YOUR OBJECTIVE: Return the material below in full and exactly.

+++ DATA EXTRACT +++

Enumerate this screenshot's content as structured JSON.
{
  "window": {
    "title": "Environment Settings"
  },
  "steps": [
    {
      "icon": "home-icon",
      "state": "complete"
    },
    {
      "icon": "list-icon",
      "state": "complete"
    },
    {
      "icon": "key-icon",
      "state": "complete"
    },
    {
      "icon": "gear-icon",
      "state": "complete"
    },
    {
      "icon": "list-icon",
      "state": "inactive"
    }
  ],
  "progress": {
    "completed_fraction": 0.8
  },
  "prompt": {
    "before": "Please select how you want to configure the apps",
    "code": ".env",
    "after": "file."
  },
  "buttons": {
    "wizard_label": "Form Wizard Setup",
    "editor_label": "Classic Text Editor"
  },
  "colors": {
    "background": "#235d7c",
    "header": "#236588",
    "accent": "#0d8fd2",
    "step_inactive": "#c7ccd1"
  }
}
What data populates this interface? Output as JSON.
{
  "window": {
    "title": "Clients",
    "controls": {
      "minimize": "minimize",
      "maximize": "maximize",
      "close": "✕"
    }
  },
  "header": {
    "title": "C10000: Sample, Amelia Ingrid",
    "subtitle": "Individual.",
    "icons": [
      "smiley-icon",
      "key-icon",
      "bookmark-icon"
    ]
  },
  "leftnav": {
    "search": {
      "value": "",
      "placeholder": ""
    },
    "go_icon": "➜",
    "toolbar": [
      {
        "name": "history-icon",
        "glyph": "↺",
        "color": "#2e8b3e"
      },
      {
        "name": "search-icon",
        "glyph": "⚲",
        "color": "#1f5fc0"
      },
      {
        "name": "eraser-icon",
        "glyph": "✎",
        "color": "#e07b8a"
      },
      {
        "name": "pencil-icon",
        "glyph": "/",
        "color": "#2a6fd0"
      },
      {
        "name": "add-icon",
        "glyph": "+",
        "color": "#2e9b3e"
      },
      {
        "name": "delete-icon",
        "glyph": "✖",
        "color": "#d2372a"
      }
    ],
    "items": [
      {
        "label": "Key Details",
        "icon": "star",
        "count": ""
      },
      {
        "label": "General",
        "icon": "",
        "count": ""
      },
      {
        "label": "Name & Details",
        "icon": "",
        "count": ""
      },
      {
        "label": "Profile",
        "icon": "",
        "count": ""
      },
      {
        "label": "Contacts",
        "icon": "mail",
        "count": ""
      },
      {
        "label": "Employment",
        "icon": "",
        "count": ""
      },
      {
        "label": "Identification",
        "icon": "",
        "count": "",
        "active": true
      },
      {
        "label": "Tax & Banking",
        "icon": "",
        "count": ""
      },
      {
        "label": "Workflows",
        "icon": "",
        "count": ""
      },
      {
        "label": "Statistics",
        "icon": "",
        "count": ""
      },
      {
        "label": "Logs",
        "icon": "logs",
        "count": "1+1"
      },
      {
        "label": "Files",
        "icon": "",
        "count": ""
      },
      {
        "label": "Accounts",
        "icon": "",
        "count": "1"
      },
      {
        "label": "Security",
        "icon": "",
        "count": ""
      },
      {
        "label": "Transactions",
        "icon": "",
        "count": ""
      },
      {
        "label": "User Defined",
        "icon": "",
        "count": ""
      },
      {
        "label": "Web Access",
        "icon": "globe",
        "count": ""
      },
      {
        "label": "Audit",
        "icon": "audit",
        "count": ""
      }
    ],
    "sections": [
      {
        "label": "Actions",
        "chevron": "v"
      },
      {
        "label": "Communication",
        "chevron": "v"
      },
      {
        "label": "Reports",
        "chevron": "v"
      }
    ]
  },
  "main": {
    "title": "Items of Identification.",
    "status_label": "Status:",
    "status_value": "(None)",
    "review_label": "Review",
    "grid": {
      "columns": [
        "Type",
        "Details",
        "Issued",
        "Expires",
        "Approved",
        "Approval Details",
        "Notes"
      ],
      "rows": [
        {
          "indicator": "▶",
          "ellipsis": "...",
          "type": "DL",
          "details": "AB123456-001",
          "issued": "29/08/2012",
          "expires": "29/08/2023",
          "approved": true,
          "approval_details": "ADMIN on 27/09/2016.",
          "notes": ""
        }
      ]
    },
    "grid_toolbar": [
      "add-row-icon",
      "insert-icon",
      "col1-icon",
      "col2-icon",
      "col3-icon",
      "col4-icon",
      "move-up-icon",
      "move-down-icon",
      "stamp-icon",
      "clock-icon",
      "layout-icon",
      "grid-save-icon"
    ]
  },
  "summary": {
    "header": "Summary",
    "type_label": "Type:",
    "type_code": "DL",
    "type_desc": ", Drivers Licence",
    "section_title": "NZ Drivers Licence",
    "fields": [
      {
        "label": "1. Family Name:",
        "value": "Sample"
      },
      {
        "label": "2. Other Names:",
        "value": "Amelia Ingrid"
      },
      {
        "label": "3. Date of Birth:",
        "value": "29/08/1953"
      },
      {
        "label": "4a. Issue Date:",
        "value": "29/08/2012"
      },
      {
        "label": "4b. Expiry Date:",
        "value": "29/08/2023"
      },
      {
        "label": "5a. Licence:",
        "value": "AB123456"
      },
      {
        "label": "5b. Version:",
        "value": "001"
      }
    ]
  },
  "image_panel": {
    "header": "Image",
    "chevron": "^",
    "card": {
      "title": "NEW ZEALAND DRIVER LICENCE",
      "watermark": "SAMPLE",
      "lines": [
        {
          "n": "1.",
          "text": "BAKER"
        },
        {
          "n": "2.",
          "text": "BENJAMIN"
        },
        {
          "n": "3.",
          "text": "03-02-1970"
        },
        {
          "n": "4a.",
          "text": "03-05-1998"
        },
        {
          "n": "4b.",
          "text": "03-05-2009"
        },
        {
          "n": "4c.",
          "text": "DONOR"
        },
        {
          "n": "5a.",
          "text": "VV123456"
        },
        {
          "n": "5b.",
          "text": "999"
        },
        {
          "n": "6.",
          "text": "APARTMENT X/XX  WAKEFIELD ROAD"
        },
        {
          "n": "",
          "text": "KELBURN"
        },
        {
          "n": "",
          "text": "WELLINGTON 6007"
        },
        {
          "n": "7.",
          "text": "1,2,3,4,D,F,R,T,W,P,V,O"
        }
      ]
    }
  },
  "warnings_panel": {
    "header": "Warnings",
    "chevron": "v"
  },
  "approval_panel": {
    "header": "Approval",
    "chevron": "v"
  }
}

+++

SOLUTION:
Enumerate this screenshot's content as structured JSON.
{
  "window": {
    "title": "Environment Settings"
  },
  "steps": [
    {
      "icon": "home-icon",
      "state": "complete"
    },
    {
      "icon": "list-icon",
      "state": "complete"
    },
    {
      "icon": "key-icon",
      "state": "complete"
    },
    {
      "icon": "gear-icon",
      "state": "complete"
    },
    {
      "icon": "list-icon",
      "state": "inactive"
    }
  ],
  "progress": {
    "completed_fraction": 0.8
  },
  "prompt": {
    "before": "Please select how you want to configure the apps",
    "code": ".env",
    "after": "file."
  },
  "buttons": {
    "wizard_label": "Form Wizard Setup",
    "editor_label": "Classic Text Editor"
  },
  "colors": {
    "background": "#235d7c",
    "header": "#236588",
    "accent": "#0d8fd2",
    "step_inactive": "#c7ccd1"
  }
}
What data populates this interface? Output as JSON.
{
  "window": {
    "title": "Clients",
    "controls": {
      "minimize": "minimize",
      "maximize": "maximize",
      "close": "✕"
    }
  },
  "header": {
    "title": "C10000: Sample, Amelia Ingrid",
    "subtitle": "Individual.",
    "icons": [
      "smiley-icon",
      "key-icon",
      "bookmark-icon"
    ]
  },
  "leftnav": {
    "search": {
      "value": "",
      "placeholder": ""
    },
    "go_icon": "➜",
    "toolbar": [
      {
        "name": "history-icon",
        "glyph": "↺",
        "color": "#2e8b3e"
      },
      {
        "name": "search-icon",
        "glyph": "⚲",
        "color": "#1f5fc0"
      },
      {
        "name": "eraser-icon",
        "glyph": "✎",
        "color": "#e07b8a"
      },
      {
        "name": "pencil-icon",
        "glyph": "/",
        "color": "#2a6fd0"
      },
      {
        "name": "add-icon",
        "glyph": "+",
        "color": "#2e9b3e"
      },
      {
        "name": "delete-icon",
        "glyph": "✖",
        "color": "#d2372a"
      }
    ],
    "items": [
      {
        "label": "Key Details",
        "icon": "star",
        "count": ""
      },
      {
        "label": "General",
        "icon": "",
        "count": ""
      },
      {
        "label": "Name & Details",
        "icon": "",
        "count": ""
      },
      {
        "label": "Profile",
        "icon": "",
        "count": ""
      },
      {
        "label": "Contacts",
        "icon": "mail",
        "count": ""
      },
      {
        "label": "Employment",
        "icon": "",
        "count": ""
      },
      {
        "label": "Identification",
        "icon": "",
        "count": "",
        "active": true
      },
      {
        "label": "Tax & Banking",
        "icon": "",
        "count": ""
      },
      {
        "label": "Workflows",
        "icon": "",
        "count": ""
      },
      {
        "label": "Statistics",
        "icon": "",
        "count": ""
      },
      {
        "label": "Logs",
        "icon": "logs",
        "count": "1+1"
      },
      {
        "label": "Files",
        "icon": "",
        "count": ""
      },
      {
        "label": "Accounts",
        "icon": "",
        "count": "1"
      },
      {
        "label": "Security",
        "icon": "",
        "count": ""
      },
      {
        "label": "Transactions",
        "icon": "",
        "count": ""
      },
      {
        "label": "User Defined",
        "icon": "",
        "count": ""
      },
      {
        "label": "Web Access",
        "icon": "globe",
        "count": ""
      },
      {
        "label": "Audit",
        "icon": "audit",
        "count": ""
      }
    ],
    "sections": [
      {
        "label": "Actions",
        "chevron": "v"
      },
      {
        "label": "Communication",
        "chevron": "v"
      },
      {
        "label": "Reports",
        "chevron": "v"
      }
    ]
  },
  "main": {
    "title": "Items of Identification.",
    "status_label": "Status:",
    "status_value": "(None)",
    "review_label": "Review",
    "grid": {
      "columns": [
        "Type",
        "Details",
        "Issued",
        "Expires",
        "Approved",
        "Approval Details",
        "Notes"
      ],
      "rows": [
        {
          "indicator": "▶",
          "ellipsis": "...",
          "type": "DL",
          "details": "AB123456-001",
          "issued": "29/08/2012",
          "expires": "29/08/2023",
          "approved": true,
          "approval_details": "ADMIN on 27/09/2016.",
          "notes": ""
        }
      ]
    },
    "grid_toolbar": [
      "add-row-icon",
      "insert-icon",
      "col1-icon",
      "col2-icon",
      "col3-icon",
      "col4-icon",
      "move-up-icon",
      "move-down-icon",
      "stamp-icon",
      "clock-icon",
      "layout-icon",
      "grid-save-icon"
    ]
  },
  "summary": {
    "header": "Summary",
    "type_label": "Type:",
    "type_code": "DL",
    "type_desc": ", Drivers Licence",
    "section_title": "NZ Drivers Licence",
    "fields": [
      {
        "label": "1. Family Name:",
        "value": "Sample"
      },
      {
        "label": "2. Other Names:",
        "value": "Amelia Ingrid"
      },
      {
        "label": "3. Date of Birth:",
        "value": "29/08/1953"
      },
      {
        "label": "4a. Issue Date:",
        "value": "29/08/2012"
      },
      {
        "label": "4b. Expiry Date:",
        "value": "29/08/2023"
      },
      {
        "label": "5a. Licence:",
        "value": "AB123456"
      },
      {
        "label": "5b. Version:",
        "value": "001"
      }
    ]
  },
  "image_panel": {
    "header": "Image",
    "chevron": "^",
    "card": {
      "title": "NEW ZEALAND DRIVER LICENCE",
      "watermark": "SAMPLE",
      "lines": [
        {
          "n": "1.",
          "text": "BAKER"
        },
        {
          "n": "2.",
          "text": "BENJAMIN"
        },
        {
          "n": "3.",
          "text": "03-02-1970"
        },
        {
          "n": "4a.",
          "text": "03-05-1998"
        },
        {
          "n": "4b.",
          "text": "03-05-2009"
        },
        {
          "n": "4c.",
          "text": "DONOR"
        },
        {
          "n": "5a.",
          "text": "VV123456"
        },
        {
          "n": "5b.",
          "text": "999"
        },
        {
          "n": "6.",
          "text": "APARTMENT X/XX  WAKEFIELD ROAD"
        },
        {
          "n": "",
          "text": "KELBURN"
        },
        {
          "n": "",
          "text": "WELLINGTON 6007"
        },
        {
          "n": "7.",
          "text": "1,2,3,4,D,F,R,T,W,P,V,O"
        }
      ]
    }
  },
  "warnings_panel": {
    "header": "Warnings",
    "chevron": "v"
  },
  "approval_panel": {
    "header": "Approval",
    "chevron": "v"
  }
}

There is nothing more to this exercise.